_Extracted material_.
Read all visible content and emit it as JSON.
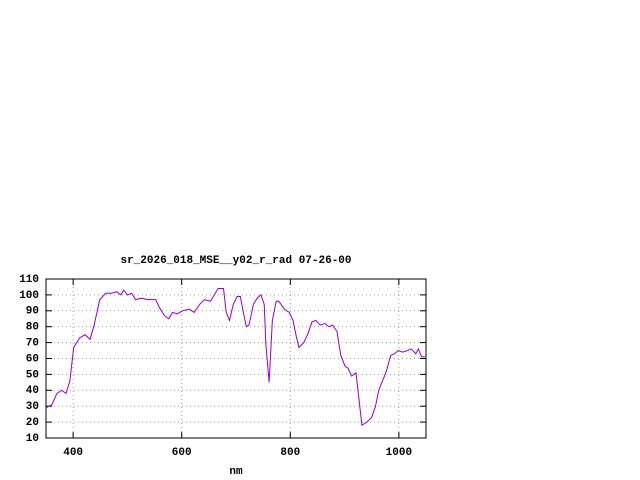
{
  "chart_data": {
    "type": "line",
    "title": "sr_2026_018_MSE__y02_r_rad 07-26-00",
    "xlabel": "nm",
    "color": "#9400d3",
    "x": [
      350,
      361,
      370,
      379,
      387,
      394,
      401,
      412,
      422,
      431,
      438,
      449,
      460,
      471,
      480,
      488,
      493,
      500,
      508,
      515,
      526,
      537,
      552,
      559,
      568,
      576,
      583,
      592,
      601,
      614,
      623,
      633,
      642,
      653,
      660,
      667,
      677,
      682,
      688,
      695,
      702,
      708,
      713,
      719,
      724,
      732,
      739,
      746,
      752,
      755,
      761,
      767,
      774,
      779,
      789,
      798,
      805,
      811,
      816,
      825,
      833,
      840,
      847,
      855,
      864,
      871,
      878,
      886,
      893,
      901,
      906,
      913,
      921,
      926,
      932,
      941,
      950,
      957,
      963,
      970,
      977,
      985,
      992,
      999,
      1007,
      1016,
      1023,
      1031,
      1036,
      1042,
      1048
    ],
    "values": [
      29,
      31,
      38,
      40,
      38,
      46,
      67,
      73,
      75,
      72,
      80,
      97,
      101,
      101,
      102,
      100,
      103,
      100,
      101,
      97,
      98,
      97,
      97,
      92,
      87,
      85,
      89,
      88,
      90,
      91,
      89,
      94,
      97,
      96,
      100,
      104,
      104,
      89,
      84,
      94,
      99,
      99,
      90,
      80,
      81,
      94,
      98,
      100,
      94,
      69,
      45,
      84,
      96,
      96,
      91,
      89,
      84,
      74,
      67,
      70,
      76,
      83,
      84,
      81,
      82,
      80,
      81,
      77,
      62,
      55,
      54,
      49,
      51,
      36,
      18,
      20,
      23,
      30,
      40,
      46,
      52,
      62,
      63,
      65,
      64,
      65,
      66,
      63,
      66,
      61,
      61
    ],
    "xlim": [
      350,
      1050
    ],
    "ylim": [
      10,
      110
    ],
    "xticks": [
      400,
      600,
      800,
      1000
    ],
    "yticks": [
      10,
      20,
      30,
      40,
      50,
      60,
      70,
      80,
      90,
      100,
      110
    ],
    "grid": true
  }
}
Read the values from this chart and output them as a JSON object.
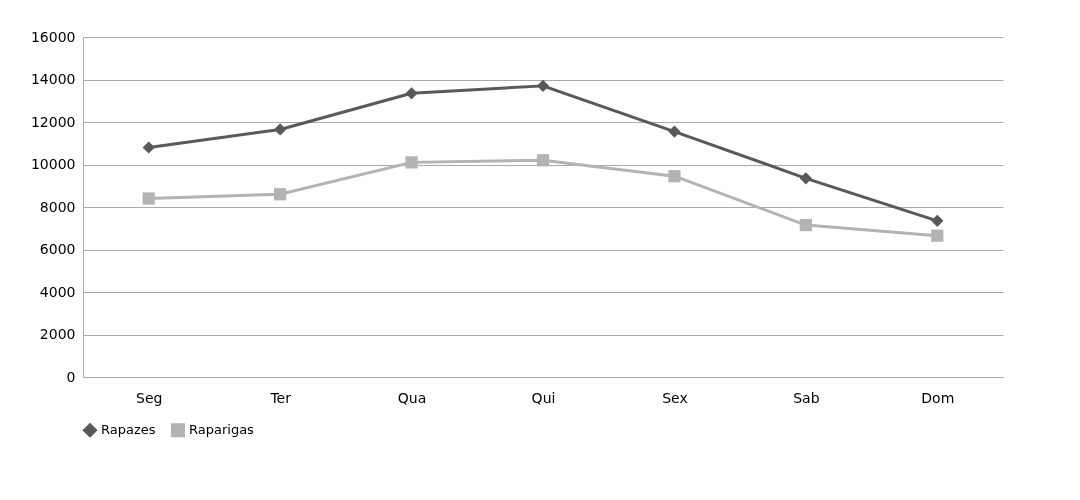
{
  "chart_data": {
    "type": "line",
    "categories": [
      "Seg",
      "Ter",
      "Qua",
      "Qui",
      "Sex",
      "Sab",
      "Dom"
    ],
    "series": [
      {
        "name": "Rapazes",
        "color": "#595959",
        "marker": "diamond",
        "values": [
          10800,
          11650,
          13350,
          13700,
          11550,
          9350,
          7350
        ]
      },
      {
        "name": "Raparigas",
        "color": "#b3b3b3",
        "marker": "square",
        "values": [
          8400,
          8600,
          10100,
          10200,
          9450,
          7150,
          6650
        ]
      }
    ],
    "ylim": [
      0,
      16000
    ],
    "yticks": [
      0,
      2000,
      4000,
      6000,
      8000,
      10000,
      12000,
      14000,
      16000
    ],
    "grid": "y",
    "legend": "bottom",
    "line_style": "solid"
  }
}
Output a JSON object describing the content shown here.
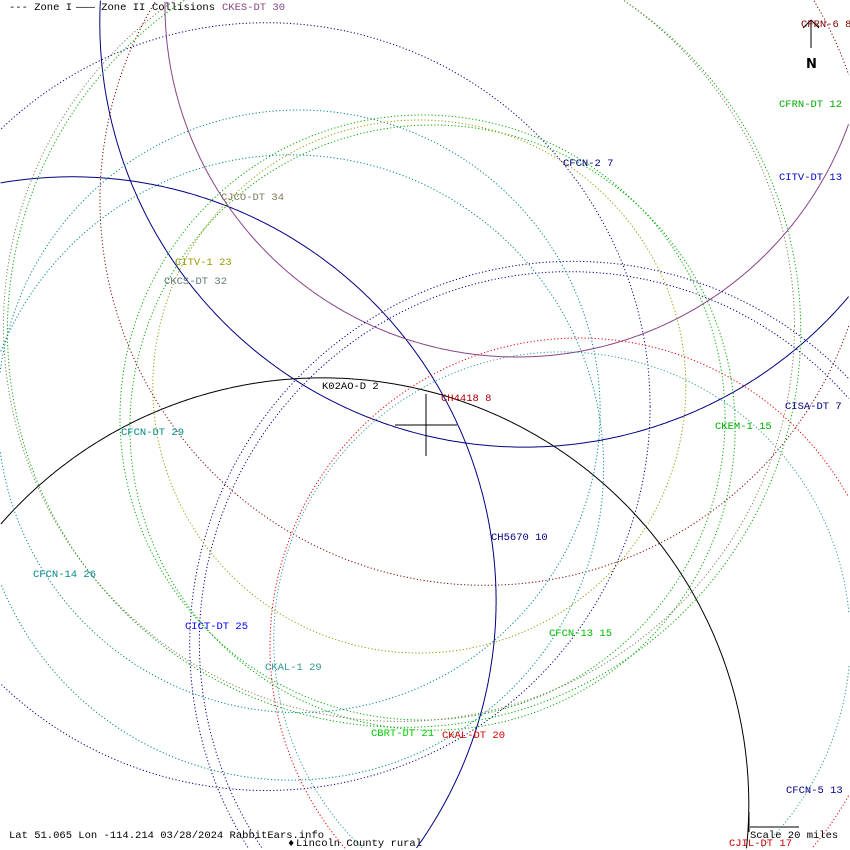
{
  "legend": {
    "zone1": "--- Zone I",
    "zone2": "——— Zone II",
    "collisions": "Collisions"
  },
  "north_label": "N",
  "stations": [
    {
      "label": "CKES-DT 30",
      "color": "#884488"
    },
    {
      "label": "CFRN-6 8",
      "color": "#800000"
    },
    {
      "label": "CFRN-DT 12",
      "color": "#00aa00"
    },
    {
      "label": "CITV-DT 13",
      "color": "#0000cc"
    },
    {
      "label": "CFCN-2 7",
      "color": "#000080"
    },
    {
      "label": "CJCO-DT 34",
      "color": "#807a5a"
    },
    {
      "label": "CITV-1 23",
      "color": "#999900"
    },
    {
      "label": "CKCS-DT 32",
      "color": "#607878"
    },
    {
      "label": "K02AO-D 2",
      "color": "#000000"
    },
    {
      "label": "CH4418 8",
      "color": "#aa0000"
    },
    {
      "label": "CISA-DT 7",
      "color": "#000080"
    },
    {
      "label": "CKEM-1 15",
      "color": "#00aa00"
    },
    {
      "label": "CFCN-DT 29",
      "color": "#008888"
    },
    {
      "label": "CH5670 10",
      "color": "#000080"
    },
    {
      "label": "CFCN-14 26",
      "color": "#008888"
    },
    {
      "label": "CICT-DT 25",
      "color": "#0000ff"
    },
    {
      "label": "CFCN-13 15",
      "color": "#00bb00"
    },
    {
      "label": "CKAL-1 29",
      "color": "#339999"
    },
    {
      "label": "CKAL-DT 20",
      "color": "#dd0000"
    },
    {
      "label": "CBRT-DT 21",
      "color": "#00cc00"
    },
    {
      "label": "CFCN-5 13",
      "color": "#000080"
    },
    {
      "label": "CJIL-DT 17",
      "color": "#cc0000"
    }
  ],
  "footer": {
    "coords": "Lat 51.065 Lon -114.214 03/28/2024 RabbitEars.info",
    "location_marker": "♦",
    "location": "Lincoln County rural",
    "scale": "Scale 20 miles"
  }
}
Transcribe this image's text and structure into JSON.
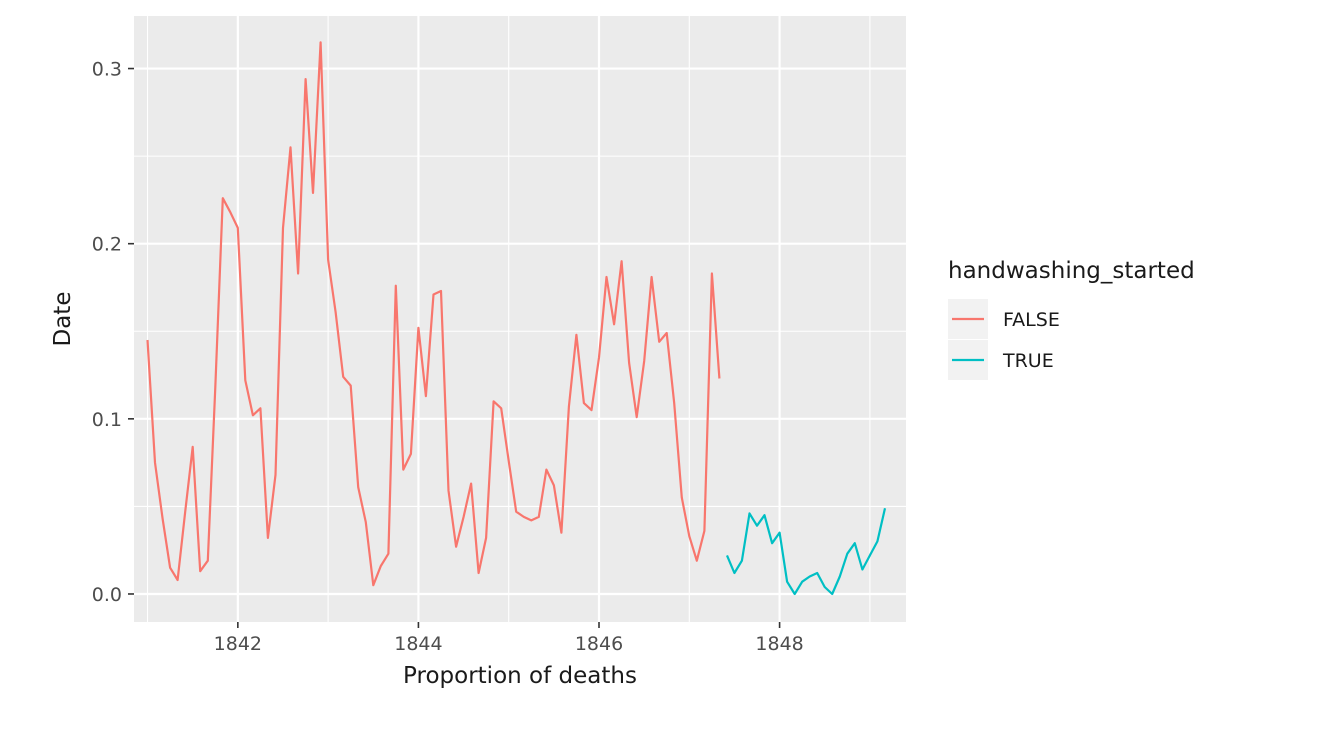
{
  "chart_data": {
    "type": "line",
    "xlabel": "Proportion of deaths",
    "ylabel": "Date",
    "xlim": [
      1840.85,
      1849.4
    ],
    "ylim": [
      -0.016,
      0.33
    ],
    "x_ticks": [
      1842,
      1844,
      1846,
      1848
    ],
    "y_ticks": [
      0.0,
      0.1,
      0.2,
      0.3
    ],
    "y_tick_labels": [
      "0.0",
      "0.1",
      "0.2",
      "0.3"
    ],
    "grid": true,
    "panel_background": "#ebebeb",
    "legend": {
      "title": "handwashing_started",
      "placement": "right"
    },
    "series": [
      {
        "name": "FALSE",
        "color": "#f8766d",
        "x": [
          1841.0,
          1841.083,
          1841.167,
          1841.25,
          1841.333,
          1841.417,
          1841.5,
          1841.583,
          1841.667,
          1841.75,
          1841.833,
          1841.917,
          1842.0,
          1842.083,
          1842.167,
          1842.25,
          1842.333,
          1842.417,
          1842.5,
          1842.583,
          1842.667,
          1842.75,
          1842.833,
          1842.917,
          1843.0,
          1843.083,
          1843.167,
          1843.25,
          1843.333,
          1843.417,
          1843.5,
          1843.583,
          1843.667,
          1843.75,
          1843.833,
          1843.917,
          1844.0,
          1844.083,
          1844.167,
          1844.25,
          1844.333,
          1844.417,
          1844.5,
          1844.583,
          1844.667,
          1844.75,
          1844.833,
          1844.917,
          1845.0,
          1845.083,
          1845.167,
          1845.25,
          1845.333,
          1845.417,
          1845.5,
          1845.583,
          1845.667,
          1845.75,
          1845.833,
          1845.917,
          1846.0,
          1846.083,
          1846.167,
          1846.25,
          1846.333,
          1846.417,
          1846.5,
          1846.583,
          1846.667,
          1846.75,
          1846.833,
          1846.917,
          1847.0,
          1847.083,
          1847.167,
          1847.25,
          1847.333
        ],
        "values": [
          0.145,
          0.075,
          0.043,
          0.015,
          0.008,
          0.047,
          0.084,
          0.013,
          0.019,
          0.118,
          0.226,
          0.218,
          0.209,
          0.122,
          0.102,
          0.106,
          0.032,
          0.068,
          0.209,
          0.255,
          0.183,
          0.294,
          0.229,
          0.315,
          0.191,
          0.161,
          0.124,
          0.119,
          0.061,
          0.041,
          0.005,
          0.016,
          0.023,
          0.176,
          0.071,
          0.08,
          0.152,
          0.113,
          0.171,
          0.173,
          0.059,
          0.027,
          0.044,
          0.063,
          0.012,
          0.032,
          0.11,
          0.106,
          0.076,
          0.047,
          0.044,
          0.042,
          0.044,
          0.071,
          0.062,
          0.035,
          0.107,
          0.148,
          0.109,
          0.105,
          0.135,
          0.181,
          0.154,
          0.19,
          0.132,
          0.101,
          0.133,
          0.181,
          0.144,
          0.149,
          0.109,
          0.055,
          0.033,
          0.019,
          0.036,
          0.183,
          0.123
        ]
      },
      {
        "name": "TRUE",
        "color": "#00bfc4",
        "x": [
          1847.417,
          1847.5,
          1847.583,
          1847.667,
          1847.75,
          1847.833,
          1847.917,
          1848.0,
          1848.083,
          1848.167,
          1848.25,
          1848.333,
          1848.417,
          1848.5,
          1848.583,
          1848.667,
          1848.75,
          1848.833,
          1848.917,
          1849.0,
          1849.083,
          1849.167
        ],
        "values": [
          0.022,
          0.012,
          0.019,
          0.046,
          0.039,
          0.045,
          0.029,
          0.035,
          0.007,
          0.0,
          0.007,
          0.01,
          0.012,
          0.004,
          0.0,
          0.01,
          0.023,
          0.029,
          0.014,
          0.022,
          0.03,
          0.049
        ]
      }
    ]
  }
}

_Written request_. Only lines with the word "content" should be collected from the material.

_Reply_.
Read all visible content and emit it as JSON.
Output a JSON object describing the content shown here.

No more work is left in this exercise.